Transcribe each record exactly. Include every one.
## START EXTRACTED RECORDS
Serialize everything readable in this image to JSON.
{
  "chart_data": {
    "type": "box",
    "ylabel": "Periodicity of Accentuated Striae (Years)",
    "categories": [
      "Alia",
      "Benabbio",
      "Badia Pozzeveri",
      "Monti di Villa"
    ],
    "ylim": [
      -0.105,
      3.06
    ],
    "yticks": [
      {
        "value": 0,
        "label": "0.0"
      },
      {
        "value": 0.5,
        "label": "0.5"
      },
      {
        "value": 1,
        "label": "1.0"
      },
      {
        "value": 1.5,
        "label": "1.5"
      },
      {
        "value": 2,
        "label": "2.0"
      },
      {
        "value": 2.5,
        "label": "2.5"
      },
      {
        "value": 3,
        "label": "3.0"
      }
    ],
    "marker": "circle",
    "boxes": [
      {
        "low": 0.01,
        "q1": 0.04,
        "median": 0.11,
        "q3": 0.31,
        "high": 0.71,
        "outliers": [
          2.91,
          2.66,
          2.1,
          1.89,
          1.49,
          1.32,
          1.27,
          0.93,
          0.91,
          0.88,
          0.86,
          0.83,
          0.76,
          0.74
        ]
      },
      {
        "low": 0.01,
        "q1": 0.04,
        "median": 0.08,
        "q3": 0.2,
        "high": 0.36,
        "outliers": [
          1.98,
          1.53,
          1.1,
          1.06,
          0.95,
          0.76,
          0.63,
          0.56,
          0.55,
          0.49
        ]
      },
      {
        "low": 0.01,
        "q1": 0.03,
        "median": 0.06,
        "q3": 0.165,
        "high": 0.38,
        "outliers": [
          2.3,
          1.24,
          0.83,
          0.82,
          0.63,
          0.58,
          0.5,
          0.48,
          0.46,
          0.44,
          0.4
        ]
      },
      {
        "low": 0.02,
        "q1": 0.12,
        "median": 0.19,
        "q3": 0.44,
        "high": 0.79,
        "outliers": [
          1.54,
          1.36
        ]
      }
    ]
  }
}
## END EXTRACTED RECORDS
• RESULT OF THE EXERCISE:
Serialize everything readable in this image to JSON.
{
  "chart_data": {
    "type": "box",
    "ylabel": "Periodicity of Accentuated Striae (Years)",
    "categories": [
      "Alia",
      "Benabbio",
      "Badia Pozzeveri",
      "Monti di Villa"
    ],
    "ylim": [
      -0.105,
      3.06
    ],
    "yticks": [
      {
        "value": 0,
        "label": "0.0"
      },
      {
        "value": 0.5,
        "label": "0.5"
      },
      {
        "value": 1,
        "label": "1.0"
      },
      {
        "value": 1.5,
        "label": "1.5"
      },
      {
        "value": 2,
        "label": "2.0"
      },
      {
        "value": 2.5,
        "label": "2.5"
      },
      {
        "value": 3,
        "label": "3.0"
      }
    ],
    "marker": "circle",
    "boxes": [
      {
        "low": 0.01,
        "q1": 0.04,
        "median": 0.11,
        "q3": 0.31,
        "high": 0.71,
        "outliers": [
          2.91,
          2.66,
          2.1,
          1.89,
          1.49,
          1.32,
          1.27,
          0.93,
          0.91,
          0.88,
          0.86,
          0.83,
          0.76,
          0.74
        ]
      },
      {
        "low": 0.01,
        "q1": 0.04,
        "median": 0.08,
        "q3": 0.2,
        "high": 0.36,
        "outliers": [
          1.98,
          1.53,
          1.1,
          1.06,
          0.95,
          0.76,
          0.63,
          0.56,
          0.55,
          0.49
        ]
      },
      {
        "low": 0.01,
        "q1": 0.03,
        "median": 0.06,
        "q3": 0.165,
        "high": 0.38,
        "outliers": [
          2.3,
          1.24,
          0.83,
          0.82,
          0.63,
          0.58,
          0.5,
          0.48,
          0.46,
          0.44,
          0.4
        ]
      },
      {
        "low": 0.02,
        "q1": 0.12,
        "median": 0.19,
        "q3": 0.44,
        "high": 0.79,
        "outliers": [
          1.54,
          1.36
        ]
      }
    ]
  }
}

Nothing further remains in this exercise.